Where the string "caught" shows up in a line of the records, copy that line.

(Input begins)

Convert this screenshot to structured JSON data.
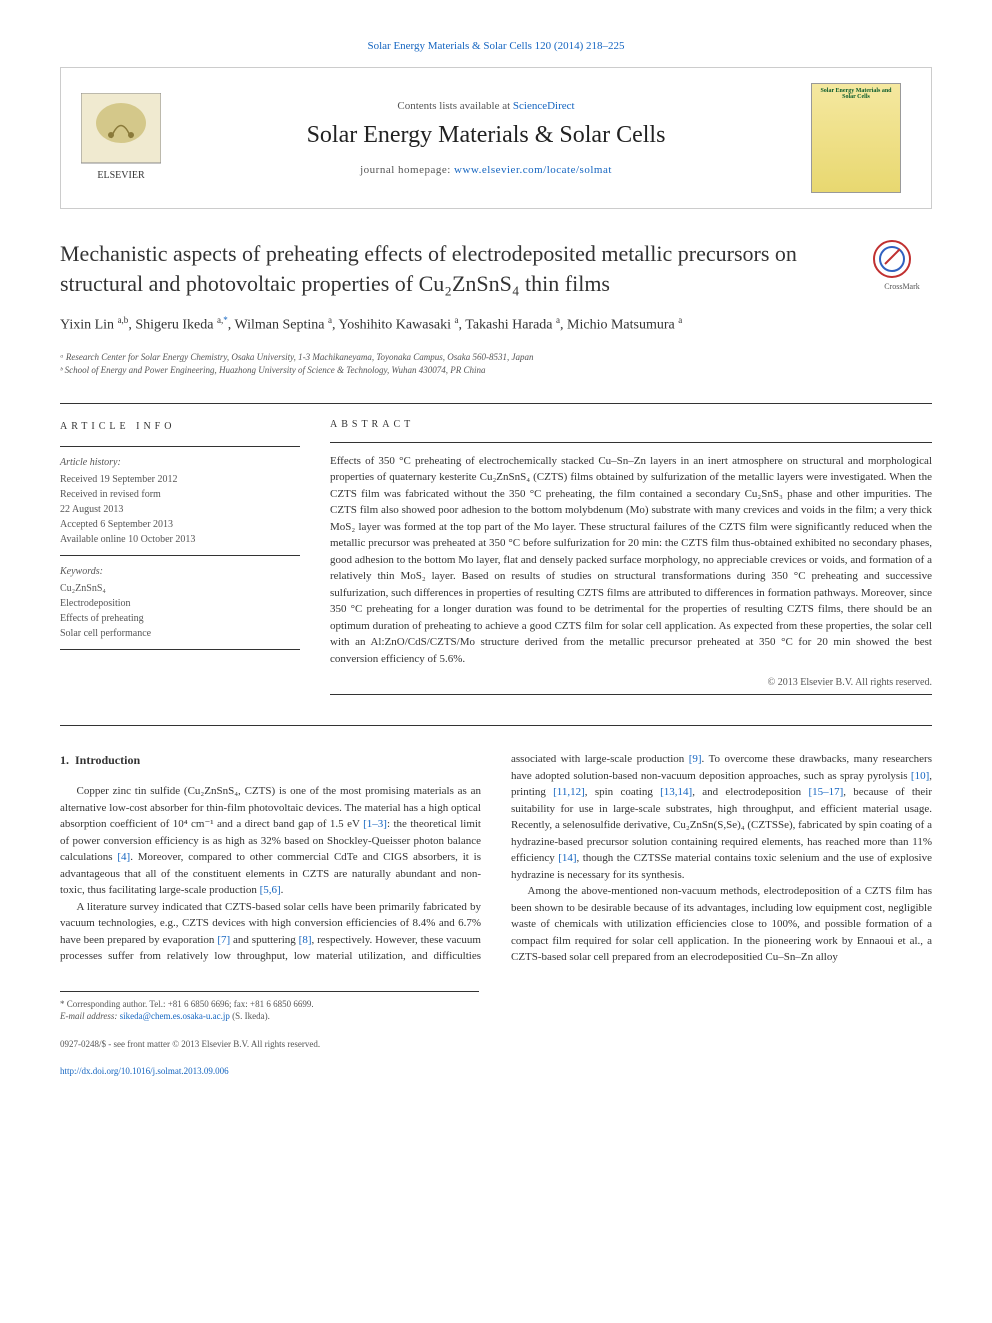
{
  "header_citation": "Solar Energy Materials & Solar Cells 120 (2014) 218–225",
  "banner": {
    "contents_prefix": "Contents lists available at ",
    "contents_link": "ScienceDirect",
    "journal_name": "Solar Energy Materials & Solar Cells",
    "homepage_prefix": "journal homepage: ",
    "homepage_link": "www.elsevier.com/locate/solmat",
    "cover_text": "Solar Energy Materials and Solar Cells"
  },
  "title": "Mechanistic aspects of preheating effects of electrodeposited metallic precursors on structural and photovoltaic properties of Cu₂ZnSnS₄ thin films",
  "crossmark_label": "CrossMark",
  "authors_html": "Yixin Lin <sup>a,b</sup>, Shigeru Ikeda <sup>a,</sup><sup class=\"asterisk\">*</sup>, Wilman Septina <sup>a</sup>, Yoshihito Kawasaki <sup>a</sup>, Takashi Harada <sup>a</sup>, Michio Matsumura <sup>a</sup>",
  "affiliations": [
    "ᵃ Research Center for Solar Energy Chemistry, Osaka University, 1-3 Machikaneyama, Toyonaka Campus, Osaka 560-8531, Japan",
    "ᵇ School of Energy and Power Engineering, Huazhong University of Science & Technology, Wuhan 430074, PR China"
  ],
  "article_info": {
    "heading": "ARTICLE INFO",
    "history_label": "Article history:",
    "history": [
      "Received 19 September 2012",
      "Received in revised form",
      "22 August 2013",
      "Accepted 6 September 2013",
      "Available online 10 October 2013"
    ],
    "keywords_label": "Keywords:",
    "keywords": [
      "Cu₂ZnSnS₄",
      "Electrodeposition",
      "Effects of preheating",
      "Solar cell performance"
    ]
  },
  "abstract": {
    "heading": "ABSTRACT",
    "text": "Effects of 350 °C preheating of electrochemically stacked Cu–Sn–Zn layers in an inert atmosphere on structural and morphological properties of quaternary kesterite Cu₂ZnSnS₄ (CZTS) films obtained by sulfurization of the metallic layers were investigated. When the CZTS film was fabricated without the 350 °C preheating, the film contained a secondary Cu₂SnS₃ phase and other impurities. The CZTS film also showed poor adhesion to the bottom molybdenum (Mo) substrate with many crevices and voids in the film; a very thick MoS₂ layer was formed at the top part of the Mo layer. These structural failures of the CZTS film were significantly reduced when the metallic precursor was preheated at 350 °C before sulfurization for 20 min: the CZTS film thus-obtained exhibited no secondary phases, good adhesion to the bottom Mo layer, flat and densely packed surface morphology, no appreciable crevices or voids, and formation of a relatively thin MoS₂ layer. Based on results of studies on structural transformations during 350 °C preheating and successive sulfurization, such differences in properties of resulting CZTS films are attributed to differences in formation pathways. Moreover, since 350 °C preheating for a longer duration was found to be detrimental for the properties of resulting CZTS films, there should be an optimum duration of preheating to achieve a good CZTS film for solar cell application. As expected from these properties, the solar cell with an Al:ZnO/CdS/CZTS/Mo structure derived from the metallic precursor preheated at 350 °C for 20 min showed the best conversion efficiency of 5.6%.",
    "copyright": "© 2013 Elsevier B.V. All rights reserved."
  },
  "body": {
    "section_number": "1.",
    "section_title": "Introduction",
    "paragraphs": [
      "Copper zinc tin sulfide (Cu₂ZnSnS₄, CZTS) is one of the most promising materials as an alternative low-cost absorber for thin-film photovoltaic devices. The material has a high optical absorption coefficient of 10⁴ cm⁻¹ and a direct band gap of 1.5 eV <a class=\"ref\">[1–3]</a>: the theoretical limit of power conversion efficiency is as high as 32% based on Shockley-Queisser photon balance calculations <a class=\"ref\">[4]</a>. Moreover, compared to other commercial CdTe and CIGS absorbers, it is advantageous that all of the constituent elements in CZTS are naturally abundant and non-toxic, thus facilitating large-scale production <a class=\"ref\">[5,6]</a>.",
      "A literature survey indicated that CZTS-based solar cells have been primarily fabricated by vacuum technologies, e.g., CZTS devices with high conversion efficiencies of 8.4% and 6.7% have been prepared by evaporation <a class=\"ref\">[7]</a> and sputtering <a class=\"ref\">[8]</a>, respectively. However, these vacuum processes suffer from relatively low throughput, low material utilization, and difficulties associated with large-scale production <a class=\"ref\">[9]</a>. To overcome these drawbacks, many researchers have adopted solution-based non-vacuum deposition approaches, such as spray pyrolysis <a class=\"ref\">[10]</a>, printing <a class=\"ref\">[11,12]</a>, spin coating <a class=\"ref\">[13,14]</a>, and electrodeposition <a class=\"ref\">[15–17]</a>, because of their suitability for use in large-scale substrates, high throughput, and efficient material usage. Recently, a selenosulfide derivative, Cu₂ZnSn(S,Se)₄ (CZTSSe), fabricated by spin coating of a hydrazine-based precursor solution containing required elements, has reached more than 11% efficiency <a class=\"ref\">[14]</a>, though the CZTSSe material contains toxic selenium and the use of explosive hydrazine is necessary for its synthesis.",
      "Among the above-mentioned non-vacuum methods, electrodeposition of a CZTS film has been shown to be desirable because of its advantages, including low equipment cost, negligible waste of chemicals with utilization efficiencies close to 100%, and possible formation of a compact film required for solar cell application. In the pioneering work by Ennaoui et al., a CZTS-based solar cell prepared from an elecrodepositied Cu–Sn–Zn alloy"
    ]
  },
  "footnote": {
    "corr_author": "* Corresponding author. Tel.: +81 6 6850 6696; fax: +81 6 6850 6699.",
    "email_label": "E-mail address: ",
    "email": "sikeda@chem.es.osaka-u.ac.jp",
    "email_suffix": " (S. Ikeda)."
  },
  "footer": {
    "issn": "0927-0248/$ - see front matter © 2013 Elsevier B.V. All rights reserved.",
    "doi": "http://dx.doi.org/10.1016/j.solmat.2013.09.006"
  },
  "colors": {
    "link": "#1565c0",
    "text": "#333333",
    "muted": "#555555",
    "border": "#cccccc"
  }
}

(Input ends)
(Input begins)

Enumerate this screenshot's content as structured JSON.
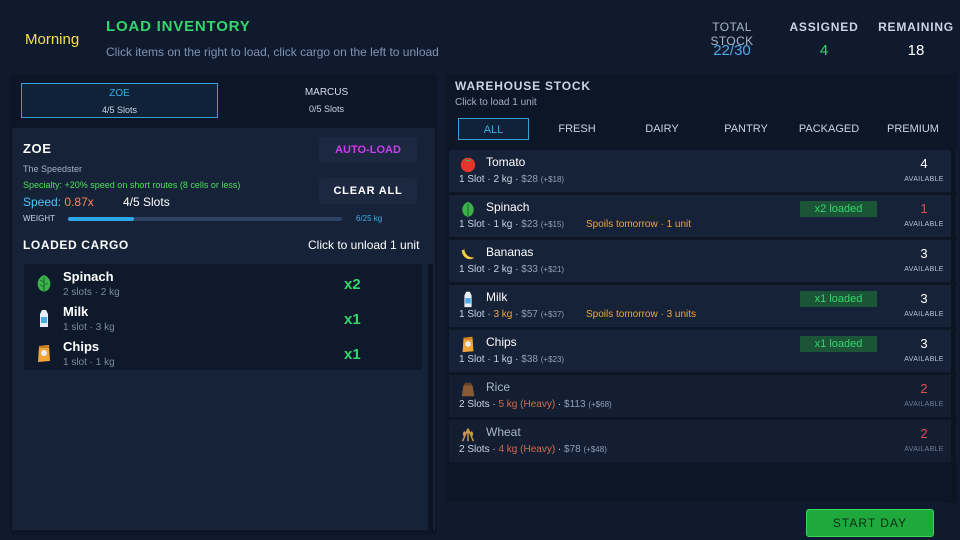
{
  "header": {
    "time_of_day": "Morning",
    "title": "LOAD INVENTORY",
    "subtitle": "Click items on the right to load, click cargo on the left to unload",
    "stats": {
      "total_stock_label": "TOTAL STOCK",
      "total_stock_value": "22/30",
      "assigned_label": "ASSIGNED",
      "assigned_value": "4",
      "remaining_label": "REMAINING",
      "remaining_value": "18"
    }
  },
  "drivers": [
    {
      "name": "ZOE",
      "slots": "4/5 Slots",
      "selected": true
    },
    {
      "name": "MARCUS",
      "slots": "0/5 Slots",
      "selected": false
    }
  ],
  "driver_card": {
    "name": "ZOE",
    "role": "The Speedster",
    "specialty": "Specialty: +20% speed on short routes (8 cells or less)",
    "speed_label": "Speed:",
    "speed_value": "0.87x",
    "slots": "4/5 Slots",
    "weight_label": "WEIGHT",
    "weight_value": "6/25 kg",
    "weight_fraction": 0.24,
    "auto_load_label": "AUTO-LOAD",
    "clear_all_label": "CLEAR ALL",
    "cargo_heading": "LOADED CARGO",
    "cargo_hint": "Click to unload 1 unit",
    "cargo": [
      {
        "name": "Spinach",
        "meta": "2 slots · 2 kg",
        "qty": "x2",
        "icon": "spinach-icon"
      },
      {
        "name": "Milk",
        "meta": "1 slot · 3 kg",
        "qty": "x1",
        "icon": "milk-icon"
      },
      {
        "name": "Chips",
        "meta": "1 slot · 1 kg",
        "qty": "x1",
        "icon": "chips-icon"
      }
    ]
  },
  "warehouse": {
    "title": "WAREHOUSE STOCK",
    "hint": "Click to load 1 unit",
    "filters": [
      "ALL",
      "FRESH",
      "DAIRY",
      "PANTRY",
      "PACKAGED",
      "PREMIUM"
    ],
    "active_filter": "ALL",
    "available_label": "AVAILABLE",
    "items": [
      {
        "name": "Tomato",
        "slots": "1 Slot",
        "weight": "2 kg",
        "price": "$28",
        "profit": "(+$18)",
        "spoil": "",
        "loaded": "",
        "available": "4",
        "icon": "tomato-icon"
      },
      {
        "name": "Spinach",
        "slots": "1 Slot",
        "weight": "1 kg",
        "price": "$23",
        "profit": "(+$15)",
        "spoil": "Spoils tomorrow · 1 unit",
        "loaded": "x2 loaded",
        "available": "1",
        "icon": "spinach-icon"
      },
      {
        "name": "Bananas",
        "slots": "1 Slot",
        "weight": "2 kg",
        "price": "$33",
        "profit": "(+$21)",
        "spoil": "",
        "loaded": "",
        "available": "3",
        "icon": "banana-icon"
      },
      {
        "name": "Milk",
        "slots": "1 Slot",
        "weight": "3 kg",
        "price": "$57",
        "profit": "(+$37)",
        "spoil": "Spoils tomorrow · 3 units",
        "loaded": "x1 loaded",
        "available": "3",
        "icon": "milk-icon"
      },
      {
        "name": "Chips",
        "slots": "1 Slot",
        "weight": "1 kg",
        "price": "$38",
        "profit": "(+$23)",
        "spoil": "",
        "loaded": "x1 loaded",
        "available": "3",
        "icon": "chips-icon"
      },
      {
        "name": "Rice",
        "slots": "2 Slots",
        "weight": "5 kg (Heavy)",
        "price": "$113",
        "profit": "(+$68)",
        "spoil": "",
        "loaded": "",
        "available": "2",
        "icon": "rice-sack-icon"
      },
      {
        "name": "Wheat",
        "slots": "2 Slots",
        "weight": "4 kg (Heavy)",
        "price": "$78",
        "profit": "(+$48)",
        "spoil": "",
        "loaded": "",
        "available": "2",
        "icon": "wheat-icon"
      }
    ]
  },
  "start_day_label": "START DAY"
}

(Input ends)
(Input begins)

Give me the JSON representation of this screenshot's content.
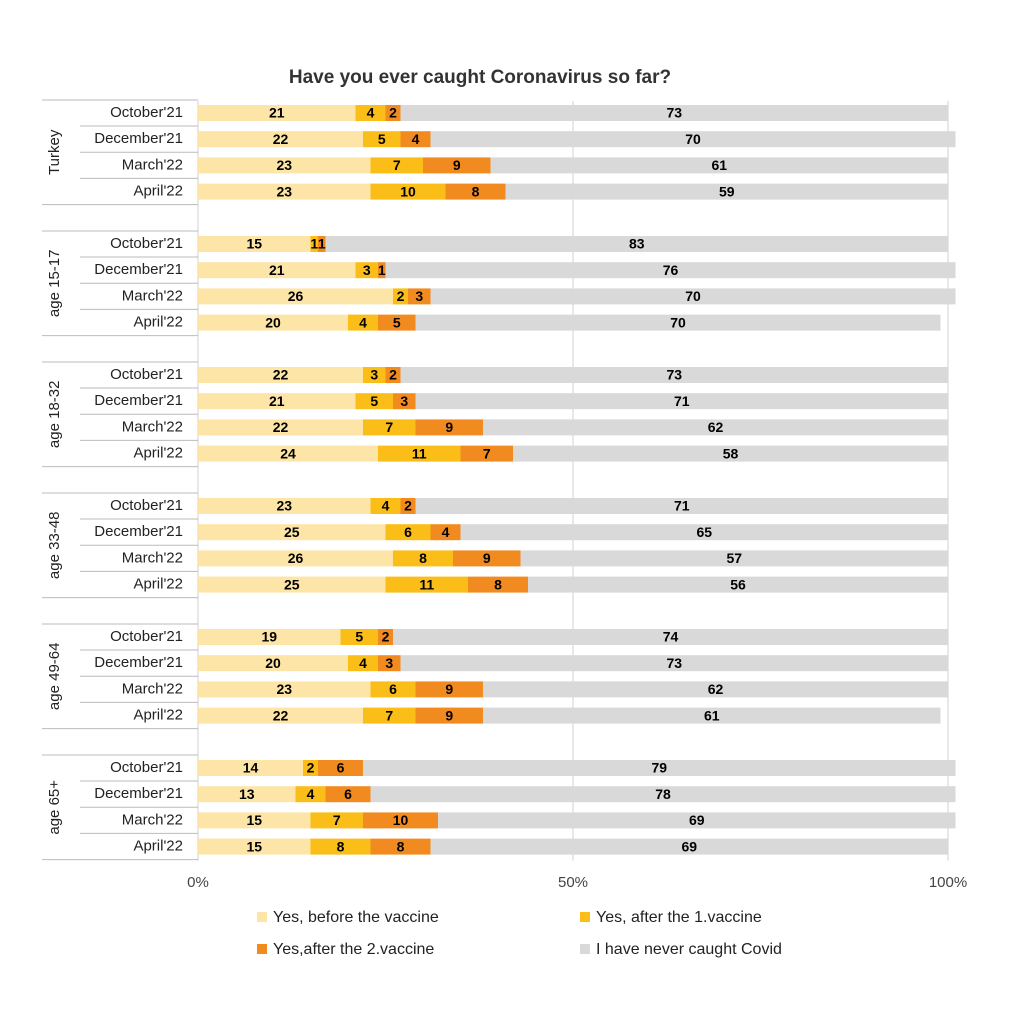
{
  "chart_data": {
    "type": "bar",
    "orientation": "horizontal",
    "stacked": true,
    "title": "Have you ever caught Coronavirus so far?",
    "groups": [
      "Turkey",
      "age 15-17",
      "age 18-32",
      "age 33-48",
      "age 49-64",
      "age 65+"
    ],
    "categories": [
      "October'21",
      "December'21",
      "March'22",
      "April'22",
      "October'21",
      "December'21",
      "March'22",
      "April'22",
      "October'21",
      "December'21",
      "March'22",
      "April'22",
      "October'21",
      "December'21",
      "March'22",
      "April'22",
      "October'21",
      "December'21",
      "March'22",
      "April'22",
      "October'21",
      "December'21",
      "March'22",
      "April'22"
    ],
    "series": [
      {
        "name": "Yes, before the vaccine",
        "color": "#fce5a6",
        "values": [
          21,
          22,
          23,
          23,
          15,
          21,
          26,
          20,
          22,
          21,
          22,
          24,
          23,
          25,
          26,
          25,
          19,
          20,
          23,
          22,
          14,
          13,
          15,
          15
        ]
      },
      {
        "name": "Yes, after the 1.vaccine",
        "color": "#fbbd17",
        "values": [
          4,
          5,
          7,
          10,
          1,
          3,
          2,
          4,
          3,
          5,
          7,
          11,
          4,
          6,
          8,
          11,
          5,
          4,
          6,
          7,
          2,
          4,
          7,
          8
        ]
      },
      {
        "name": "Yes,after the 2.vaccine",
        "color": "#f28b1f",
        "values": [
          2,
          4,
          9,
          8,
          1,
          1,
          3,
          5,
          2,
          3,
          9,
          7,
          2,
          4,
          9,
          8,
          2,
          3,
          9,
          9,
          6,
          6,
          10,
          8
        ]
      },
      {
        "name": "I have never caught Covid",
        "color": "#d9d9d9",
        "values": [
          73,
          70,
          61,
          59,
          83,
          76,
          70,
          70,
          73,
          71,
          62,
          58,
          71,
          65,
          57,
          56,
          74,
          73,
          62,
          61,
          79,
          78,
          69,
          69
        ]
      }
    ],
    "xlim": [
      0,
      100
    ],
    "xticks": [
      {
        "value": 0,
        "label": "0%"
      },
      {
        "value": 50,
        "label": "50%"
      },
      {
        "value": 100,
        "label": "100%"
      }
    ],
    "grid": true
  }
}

(Input ends)

Solution for this task:
    "title": "Have you ever caught Coronavirus so far?",
        "name": "I have never caught Covid",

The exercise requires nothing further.